## [Requirements]
Starting with the line that contains "List all visible" and going on through the line that contains "capacitor C332 50V3.3 — [233, 656, 283, 658]", rewrite only those lines of the material, changing "voltage label" to "voltage tag" and leaving everything else unchanged.

Records of where elements appear on the page:
• • • • •
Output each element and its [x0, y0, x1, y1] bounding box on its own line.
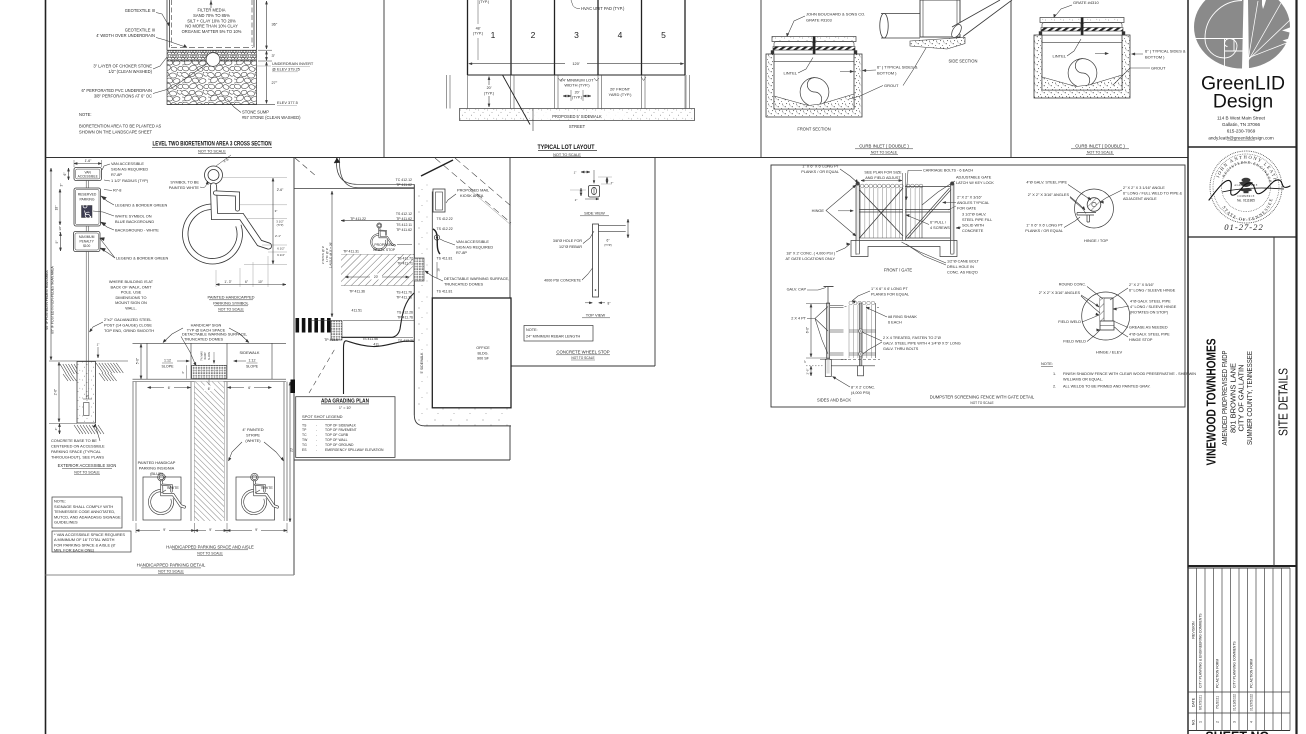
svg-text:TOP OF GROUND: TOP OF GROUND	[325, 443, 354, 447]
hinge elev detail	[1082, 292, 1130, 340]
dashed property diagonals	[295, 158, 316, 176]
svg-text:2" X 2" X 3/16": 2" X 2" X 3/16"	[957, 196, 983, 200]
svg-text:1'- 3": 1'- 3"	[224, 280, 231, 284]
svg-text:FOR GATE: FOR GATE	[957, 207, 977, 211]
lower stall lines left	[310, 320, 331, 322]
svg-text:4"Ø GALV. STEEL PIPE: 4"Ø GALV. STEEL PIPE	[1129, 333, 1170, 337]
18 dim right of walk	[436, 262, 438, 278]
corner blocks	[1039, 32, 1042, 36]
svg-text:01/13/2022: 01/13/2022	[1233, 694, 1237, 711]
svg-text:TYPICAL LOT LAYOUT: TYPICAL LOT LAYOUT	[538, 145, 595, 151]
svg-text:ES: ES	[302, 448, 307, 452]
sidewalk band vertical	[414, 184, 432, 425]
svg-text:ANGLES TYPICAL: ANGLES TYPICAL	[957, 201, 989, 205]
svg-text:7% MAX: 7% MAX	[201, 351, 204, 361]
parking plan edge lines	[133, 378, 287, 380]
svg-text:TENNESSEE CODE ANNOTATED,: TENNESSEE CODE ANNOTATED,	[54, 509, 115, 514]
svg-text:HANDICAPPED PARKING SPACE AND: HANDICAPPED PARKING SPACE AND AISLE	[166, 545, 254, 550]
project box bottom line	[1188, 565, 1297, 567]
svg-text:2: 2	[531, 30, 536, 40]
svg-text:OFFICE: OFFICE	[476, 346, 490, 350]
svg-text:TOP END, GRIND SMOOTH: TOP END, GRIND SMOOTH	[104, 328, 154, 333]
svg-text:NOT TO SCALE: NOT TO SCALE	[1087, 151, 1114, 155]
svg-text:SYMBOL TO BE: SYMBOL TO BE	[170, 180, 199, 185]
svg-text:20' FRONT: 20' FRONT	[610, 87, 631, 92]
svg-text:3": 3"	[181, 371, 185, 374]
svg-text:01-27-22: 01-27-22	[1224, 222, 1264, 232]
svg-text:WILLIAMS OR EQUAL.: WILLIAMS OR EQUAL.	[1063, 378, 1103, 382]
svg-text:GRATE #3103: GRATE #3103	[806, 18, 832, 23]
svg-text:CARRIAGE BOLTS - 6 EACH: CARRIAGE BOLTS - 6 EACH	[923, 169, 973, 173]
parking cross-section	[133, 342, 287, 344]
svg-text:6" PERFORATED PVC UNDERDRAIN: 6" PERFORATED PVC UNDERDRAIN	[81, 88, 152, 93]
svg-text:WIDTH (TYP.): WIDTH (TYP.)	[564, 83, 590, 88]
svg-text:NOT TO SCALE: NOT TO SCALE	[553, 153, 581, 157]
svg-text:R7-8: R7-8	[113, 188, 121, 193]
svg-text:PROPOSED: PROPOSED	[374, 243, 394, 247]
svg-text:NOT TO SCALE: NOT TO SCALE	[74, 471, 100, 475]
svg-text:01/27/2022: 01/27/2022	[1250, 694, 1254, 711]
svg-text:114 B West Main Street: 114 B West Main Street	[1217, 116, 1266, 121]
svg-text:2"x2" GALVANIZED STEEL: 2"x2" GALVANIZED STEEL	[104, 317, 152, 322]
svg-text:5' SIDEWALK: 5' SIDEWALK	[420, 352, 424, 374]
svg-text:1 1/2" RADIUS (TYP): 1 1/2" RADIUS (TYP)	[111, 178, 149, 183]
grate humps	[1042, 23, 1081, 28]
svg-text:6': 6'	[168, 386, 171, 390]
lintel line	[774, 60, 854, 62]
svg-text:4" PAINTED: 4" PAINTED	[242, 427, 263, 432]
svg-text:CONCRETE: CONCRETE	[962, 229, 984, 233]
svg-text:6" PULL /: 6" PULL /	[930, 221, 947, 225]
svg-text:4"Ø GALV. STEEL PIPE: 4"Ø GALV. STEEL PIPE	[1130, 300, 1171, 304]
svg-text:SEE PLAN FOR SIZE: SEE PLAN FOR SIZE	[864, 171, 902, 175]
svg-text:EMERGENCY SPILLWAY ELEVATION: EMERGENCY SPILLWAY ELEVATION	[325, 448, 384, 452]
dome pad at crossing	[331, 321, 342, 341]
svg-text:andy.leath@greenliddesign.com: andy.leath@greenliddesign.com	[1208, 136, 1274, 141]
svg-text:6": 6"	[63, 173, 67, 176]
• • • • •
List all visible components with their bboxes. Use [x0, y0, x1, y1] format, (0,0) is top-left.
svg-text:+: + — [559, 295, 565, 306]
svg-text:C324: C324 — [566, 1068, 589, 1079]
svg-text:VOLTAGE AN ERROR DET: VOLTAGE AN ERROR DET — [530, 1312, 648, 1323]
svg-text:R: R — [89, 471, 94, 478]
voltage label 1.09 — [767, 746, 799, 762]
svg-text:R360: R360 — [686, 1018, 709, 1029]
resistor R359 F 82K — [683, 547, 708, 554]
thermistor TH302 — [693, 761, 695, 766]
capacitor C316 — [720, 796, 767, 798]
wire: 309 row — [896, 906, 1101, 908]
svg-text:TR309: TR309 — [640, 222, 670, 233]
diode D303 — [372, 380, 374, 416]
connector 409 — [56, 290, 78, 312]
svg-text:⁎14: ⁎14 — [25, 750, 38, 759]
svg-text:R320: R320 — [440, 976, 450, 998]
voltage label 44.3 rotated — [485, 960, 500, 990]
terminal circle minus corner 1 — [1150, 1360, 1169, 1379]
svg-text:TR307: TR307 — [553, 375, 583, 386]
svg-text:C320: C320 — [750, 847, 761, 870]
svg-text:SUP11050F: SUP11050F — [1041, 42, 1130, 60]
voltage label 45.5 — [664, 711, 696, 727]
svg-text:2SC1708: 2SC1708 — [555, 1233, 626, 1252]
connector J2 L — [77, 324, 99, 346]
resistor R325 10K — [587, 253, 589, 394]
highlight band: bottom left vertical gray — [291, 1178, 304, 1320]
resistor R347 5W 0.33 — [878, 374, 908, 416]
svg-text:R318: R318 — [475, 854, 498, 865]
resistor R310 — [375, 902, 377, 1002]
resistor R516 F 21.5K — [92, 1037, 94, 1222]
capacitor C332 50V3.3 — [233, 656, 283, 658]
• • • • •
## [Solved problem]
List all visible components with their bboxes. Use [x0, y0, x1, y1] format, (0,0) is top-left.
svg-text:+: + — [559, 295, 565, 306]
svg-text:C324: C324 — [566, 1068, 589, 1079]
svg-text:VOLTAGE AN ERROR DET: VOLTAGE AN ERROR DET — [530, 1312, 648, 1323]
svg-text:R: R — [89, 471, 94, 478]
voltage tag 1.09 — [767, 746, 799, 762]
svg-text:R360: R360 — [686, 1018, 709, 1029]
resistor R359 F 82K — [683, 547, 708, 554]
thermistor TH302 — [693, 761, 695, 766]
capacitor C316 — [720, 796, 767, 798]
wire: 309 row — [896, 906, 1101, 908]
svg-text:TR309: TR309 — [640, 222, 670, 233]
diode D303 — [372, 380, 374, 416]
connector 409 — [56, 290, 78, 312]
svg-text:⁎14: ⁎14 — [25, 750, 38, 759]
svg-text:R320: R320 — [440, 976, 450, 998]
voltage tag 44.3 rotated — [485, 960, 500, 990]
terminal circle minus corner 1 — [1150, 1360, 1169, 1379]
svg-text:TR307: TR307 — [553, 375, 583, 386]
svg-text:C320: C320 — [750, 847, 761, 870]
svg-text:SUP11050F: SUP11050F — [1041, 42, 1130, 60]
voltage tag 45.5 — [664, 711, 696, 727]
svg-text:2SC1708: 2SC1708 — [555, 1233, 626, 1252]
connector J2 L — [77, 324, 99, 346]
resistor R325 10K — [587, 253, 589, 394]
highlight band: bottom left vertical gray — [291, 1178, 304, 1320]
resistor R347 5W 0.33 — [878, 374, 908, 416]
svg-text:R318: R318 — [475, 854, 498, 865]
resistor R310 — [375, 902, 377, 1002]
resistor R516 F 21.5K — [92, 1037, 94, 1222]
capacitor C332 50V3.3 — [233, 656, 283, 658]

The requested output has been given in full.